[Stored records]
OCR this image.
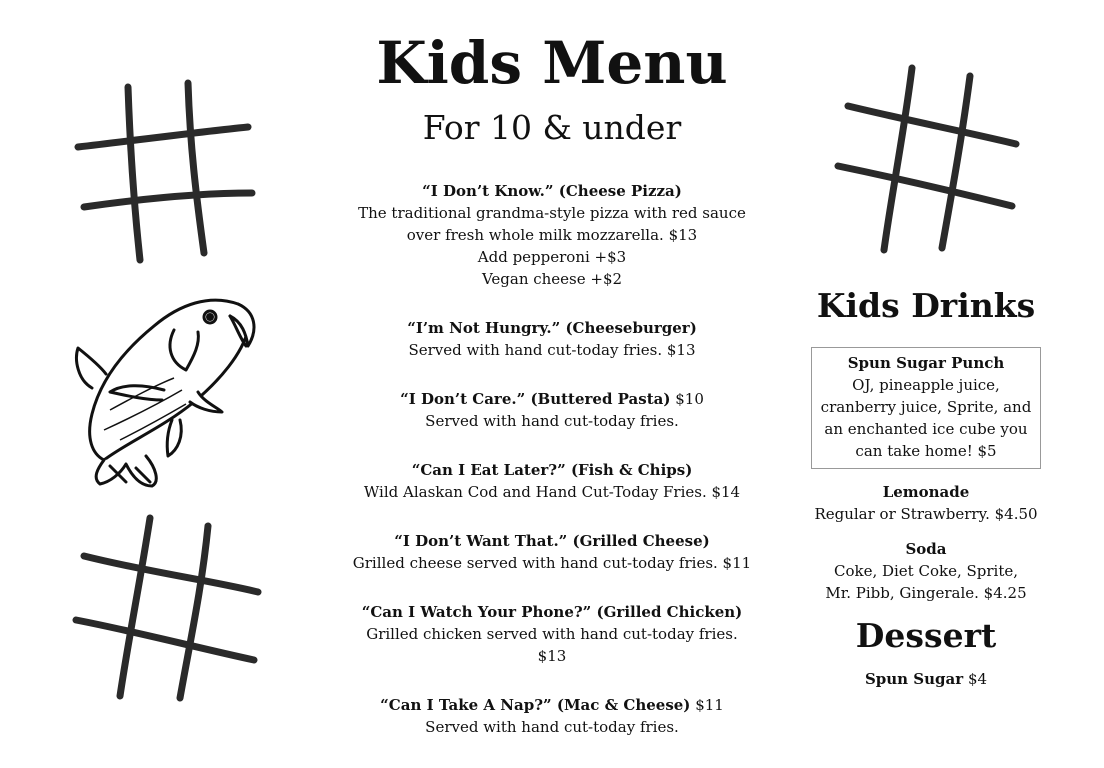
Kids Menu
For 10 & under
“I Don’t Know.” (Cheese Pizza)
The traditional grandma-style pizza with red sauce
over fresh whole milk mozzarella. $13
Add pepperoni +$3
Vegan cheese +$2
“I’m Not Hungry.” (Cheeseburger)
Served with hand cut-today fries. $13
“I Don’t Care.” (Buttered Pasta) $10
Served with hand cut-today fries.
“Can I Eat Later?” (Fish & Chips)
Wild Alaskan Cod and Hand Cut-Today Fries. $14
“I Don’t Want That.” (Grilled Cheese)
Grilled cheese served with hand cut-today fries. $11
“Can I Watch Your Phone?” (Grilled Chicken)
Grilled chicken served with hand cut-today fries. $13
“Can I Take A Nap?” (Mac & Cheese) $11
Served with hand cut-today fries.
Kids Drinks
Spun Sugar Punch
OJ, pineapple juice,
cranberry juice, Sprite, and
an enchanted ice cube you
can take home! $5
Lemonade
Regular or Strawberry. $4.50
Soda
Coke, Diet Coke, Sprite,
Mr. Pibb, Gingerale. $4.25
Dessert
Spun Sugar $4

**THE REQUEST:** Copy the entries exactly. Leave out the images.

**WRITTEN RESPONSE:**
OCR this image.
Kids Menu
For 10 & under
“I Don’t Know.” (Cheese Pizza)
The traditional grandma-style pizza with red sauce
over fresh whole milk mozzarella. $13
Add pepperoni +$3
Vegan cheese +$2
“I’m Not Hungry.” (Cheeseburger)
Served with hand cut-today fries. $13
“I Don’t Care.” (Buttered Pasta) $10
Served with hand cut-today fries.
“Can I Eat Later?” (Fish & Chips)
Wild Alaskan Cod and Hand Cut-Today Fries. $14
“I Don’t Want That.” (Grilled Cheese)
Grilled cheese served with hand cut-today fries. $11
“Can I Watch Your Phone?” (Grilled Chicken)
Grilled chicken served with hand cut-today fries. $13
“Can I Take A Nap?” (Mac & Cheese) $11
Served with hand cut-today fries.
Kids Drinks
Spun Sugar Punch
OJ, pineapple juice,
cranberry juice, Sprite, and
an enchanted ice cube you
can take home! $5
Lemonade
Regular or Strawberry. $4.50
Soda
Coke, Diet Coke, Sprite,
Mr. Pibb, Gingerale. $4.25
Dessert
Spun Sugar $4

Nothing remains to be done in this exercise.